Filter for the word "hist" and keep each matching line.

[Entries taken from a collection]
/---

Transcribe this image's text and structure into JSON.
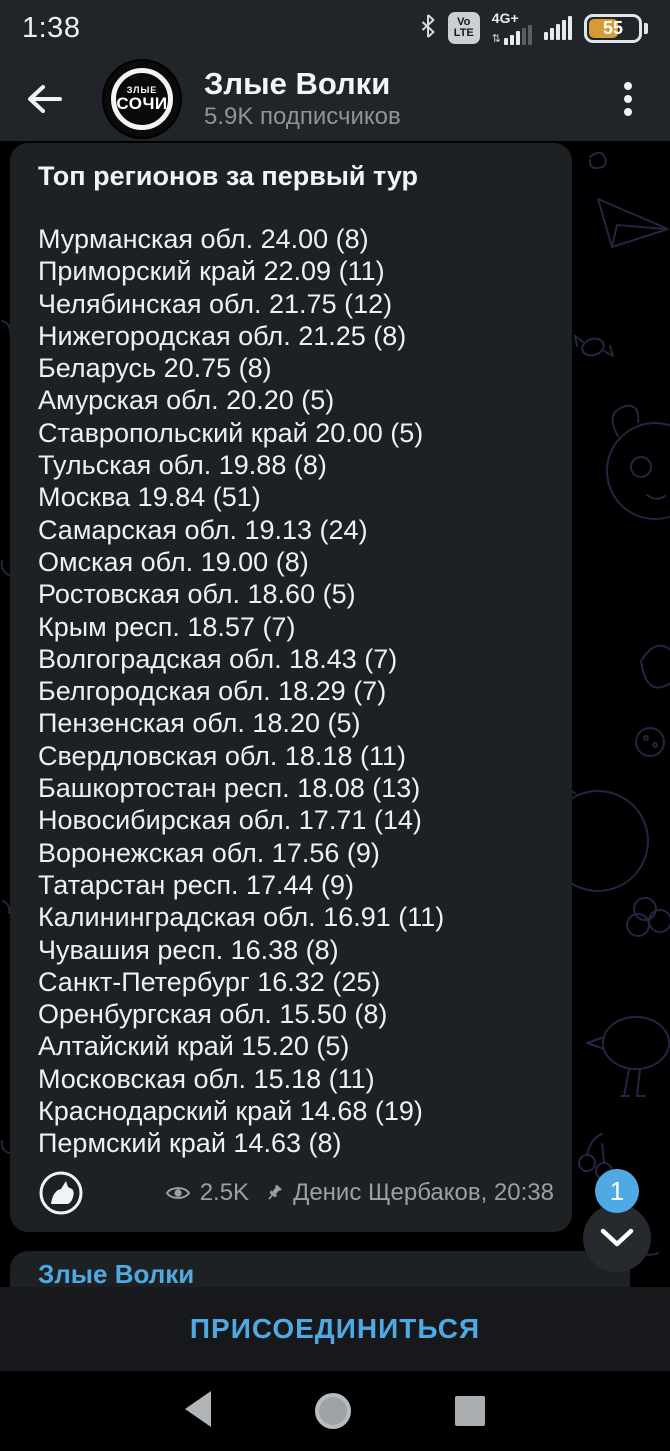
{
  "colors": {
    "accent": "#4fa9e2",
    "chrome_bg": "#212529",
    "bubble_bg": "#1e2124",
    "battery_fill": "#d79a36"
  },
  "status_bar": {
    "time": "1:38",
    "volte_line1": "Vo",
    "volte_line2": "LTE",
    "network_label": "4G+",
    "network_arrows": "⇅",
    "battery_level": "55"
  },
  "header": {
    "title": "Злые Волки",
    "subtitle": "5.9K подписчиков",
    "avatar": {
      "line1": "ЗЛЫЕ",
      "line2": "СОЧИ"
    }
  },
  "message": {
    "title": "Топ регионов за первый тур",
    "lines": [
      "Мурманская обл. 24.00 (8)",
      "Приморский край 22.09 (11)",
      "Челябинская обл. 21.75 (12)",
      "Нижегородская обл. 21.25 (8)",
      "Беларусь 20.75 (8)",
      "Амурская обл. 20.20 (5)",
      "Ставропольский край 20.00 (5)",
      "Тульская обл. 19.88 (8)",
      "Москва 19.84 (51)",
      "Самарская обл. 19.13 (24)",
      "Омская обл. 19.00 (8)",
      "Ростовская обл. 18.60 (5)",
      "Крым респ. 18.57 (7)",
      "Волгоградская обл. 18.43 (7)",
      "Белгородская обл. 18.29 (7)",
      "Пензенская обл. 18.20 (5)",
      "Свердловская обл. 18.18 (11)",
      "Башкортостан респ. 18.08 (13)",
      "Новосибирская обл. 17.71 (14)",
      "Воронежская обл. 17.56 (9)",
      "Татарстан респ. 17.44 (9)",
      "Калининградская обл. 16.91 (11)",
      "Чувашия респ. 16.38 (8)",
      "Санкт-Петербург 16.32 (25)",
      "Оренбургская обл. 15.50 (8)",
      "Алтайский край 15.20 (5)",
      "Московская обл. 15.18 (11)",
      "Краснодарский край 14.68 (19)",
      "Пермский край 14.63 (8)"
    ],
    "views": "2.5K",
    "signature": "Денис Щербаков, 20:38"
  },
  "scroll_to_bottom": {
    "unread_badge": "1"
  },
  "next_message": {
    "author": "Злые Волки"
  },
  "join_bar": {
    "label": "ПРИСОЕДИНИТЬСЯ"
  }
}
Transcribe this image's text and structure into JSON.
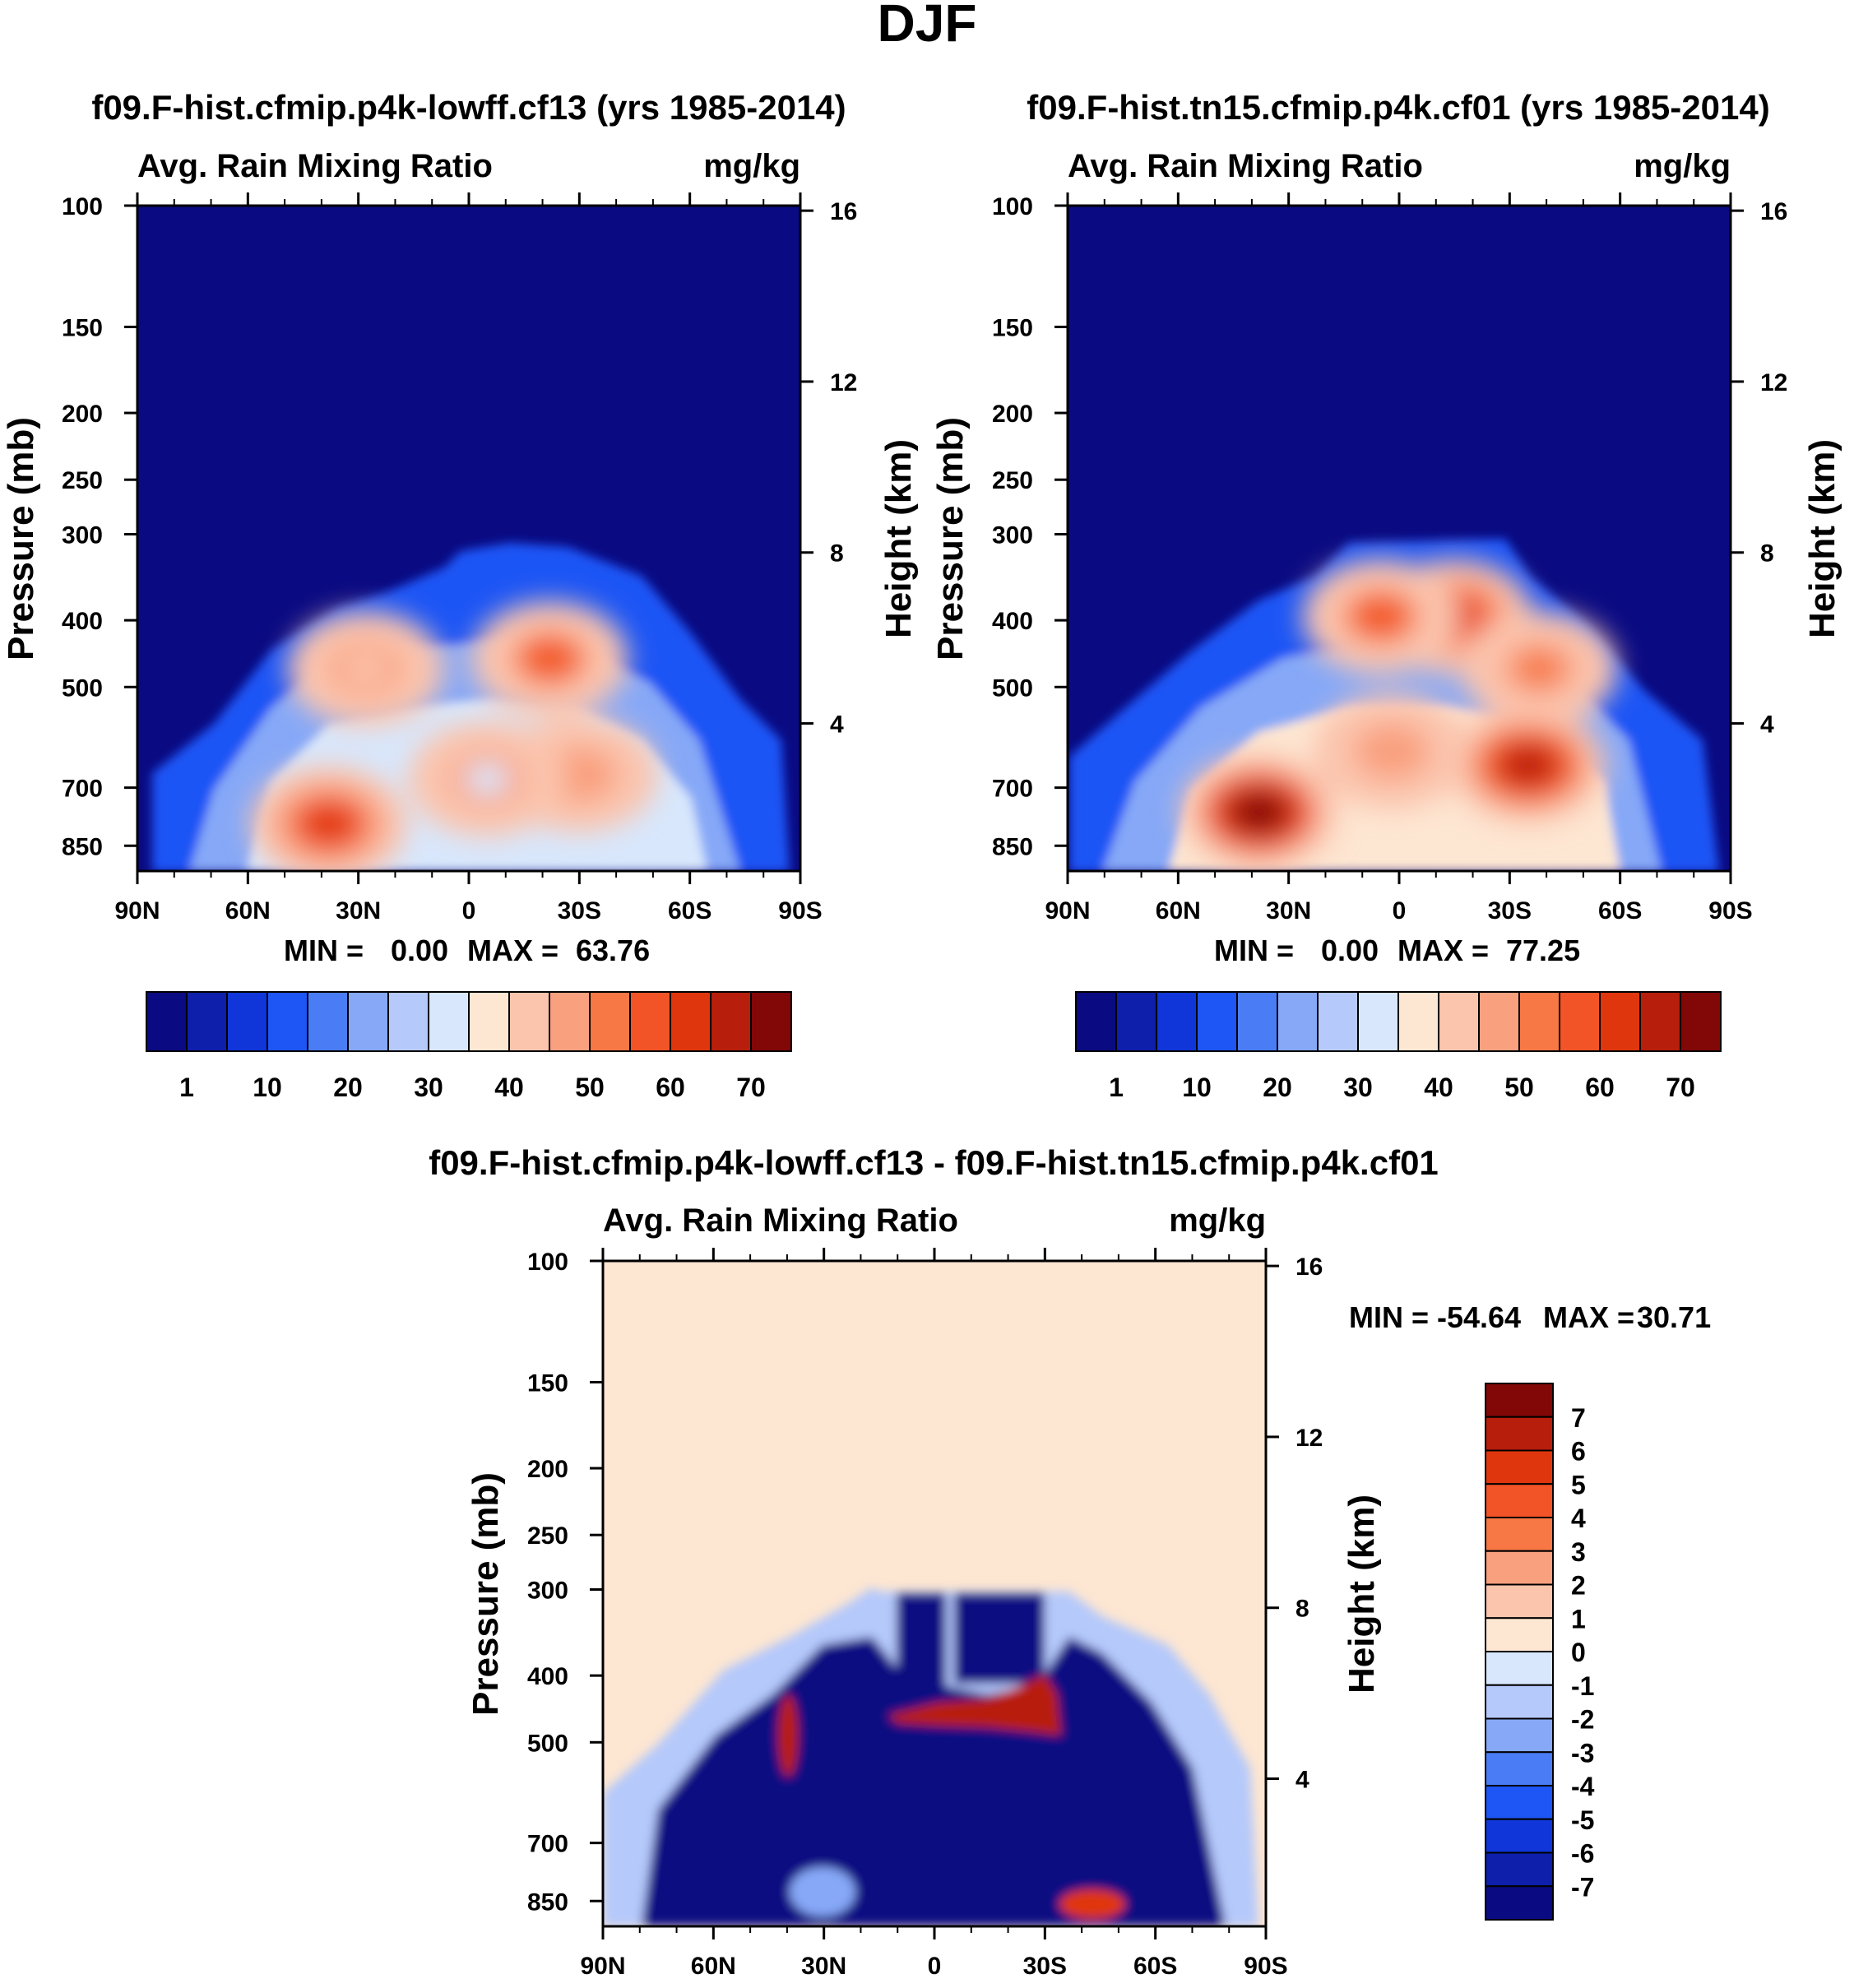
{
  "figure": {
    "title": "DJF"
  },
  "colors": {
    "dark_blue": "#0a0a82",
    "peach": "#fde6d2",
    "palette": [
      "#0a0a82",
      "#0e1fab",
      "#1036d9",
      "#1e55f5",
      "#4a7df5",
      "#86a8f7",
      "#b5c9fb",
      "#d8e7fc",
      "#fde6d2",
      "#fbc4ad",
      "#f9a07f",
      "#f77745",
      "#f25428",
      "#e0360e",
      "#b81e0c",
      "#820707"
    ]
  },
  "chart_data": [
    {
      "id": "top-left",
      "type": "heatmap",
      "title": "f09.F-hist.cfmip.p4k-lowff.cf13 (yrs 1985-2014)",
      "variable": "Avg. Rain Mixing Ratio",
      "units": "mg/kg",
      "ylabel": "Pressure (mb)",
      "y2label": "Height (km)",
      "x_ticks": [
        "90N",
        "60N",
        "30N",
        "0",
        "30S",
        "60S",
        "90S"
      ],
      "x_range": [
        90,
        -90
      ],
      "y_ticks": [
        100,
        150,
        200,
        250,
        300,
        400,
        500,
        700,
        850
      ],
      "y_range": [
        100,
        925
      ],
      "y_scale": "log",
      "y2_ticks": [
        16,
        12,
        8,
        4
      ],
      "min_label": "MIN =",
      "min": "0.00",
      "max_label": "MAX =",
      "max": "63.76",
      "colorbar": {
        "orientation": "horizontal",
        "labels": [
          "1",
          "10",
          "20",
          "30",
          "40",
          "50",
          "60",
          "70"
        ]
      },
      "blobs": [
        {
          "lat": 38,
          "p": 790,
          "value": 63
        },
        {
          "lat": -22,
          "p": 455,
          "value": 55
        },
        {
          "lat": -30,
          "p": 670,
          "value": 48
        },
        {
          "lat": -5,
          "p": 680,
          "value": 32
        },
        {
          "lat": 28,
          "p": 470,
          "value": 40
        }
      ]
    },
    {
      "id": "top-right",
      "type": "heatmap",
      "title": "f09.F-hist.tn15.cfmip.p4k.cf01 (yrs 1985-2014)",
      "variable": "Avg. Rain Mixing Ratio",
      "units": "mg/kg",
      "ylabel": "Pressure (mb)",
      "y2label": "Height (km)",
      "x_ticks": [
        "90N",
        "60N",
        "30N",
        "0",
        "30S",
        "60S",
        "90S"
      ],
      "x_range": [
        90,
        -90
      ],
      "y_ticks": [
        100,
        150,
        200,
        250,
        300,
        400,
        500,
        700,
        850
      ],
      "y_range": [
        100,
        925
      ],
      "y_scale": "log",
      "y2_ticks": [
        16,
        12,
        8,
        4
      ],
      "min_label": "MIN =",
      "min": "0.00",
      "max_label": "MAX =",
      "max": "77.25",
      "colorbar": {
        "orientation": "horizontal",
        "labels": [
          "1",
          "10",
          "20",
          "30",
          "40",
          "50",
          "60",
          "70"
        ]
      },
      "blobs": [
        {
          "lat": 38,
          "p": 760,
          "value": 77
        },
        {
          "lat": -35,
          "p": 650,
          "value": 65
        },
        {
          "lat": -15,
          "p": 395,
          "value": 62
        },
        {
          "lat": 5,
          "p": 395,
          "value": 55
        },
        {
          "lat": 2,
          "p": 620,
          "value": 45
        },
        {
          "lat": -38,
          "p": 470,
          "value": 50
        }
      ]
    },
    {
      "id": "bottom",
      "type": "heatmap",
      "title": "f09.F-hist.cfmip.p4k-lowff.cf13 - f09.F-hist.tn15.cfmip.p4k.cf01",
      "variable": "Avg. Rain Mixing Ratio",
      "units": "mg/kg",
      "ylabel": "Pressure (mb)",
      "y2label": "Height (km)",
      "x_ticks": [
        "90N",
        "60N",
        "30N",
        "0",
        "30S",
        "60S",
        "90S"
      ],
      "x_range": [
        90,
        -90
      ],
      "y_ticks": [
        100,
        150,
        200,
        250,
        300,
        400,
        500,
        700,
        850
      ],
      "y_range": [
        100,
        925
      ],
      "y_scale": "log",
      "y2_ticks": [
        16,
        12,
        8,
        4
      ],
      "min_label": "MIN =",
      "min": "-54.64",
      "max_label": "MAX =",
      "max": "30.71",
      "colorbar": {
        "orientation": "vertical",
        "labels": [
          "7",
          "6",
          "5",
          "4",
          "3",
          "2",
          "1",
          "0",
          "-1",
          "-2",
          "-3",
          "-4",
          "-5",
          "-6",
          "-7"
        ]
      }
    }
  ]
}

\---

> **Problem solution**
      "title": "f09.F-hist.cfmip.p4k-lowff.cf13 (yrs 1985-2014)",
      "title": "f09.F-hist.tn15.cfmip.p4k.cf01 (yrs 1985-2014)",
      "title": "f09.F-hist.cfmip.p4k-lowff.cf13 - f09.F-hist.tn15.cfmip.p4k.cf01",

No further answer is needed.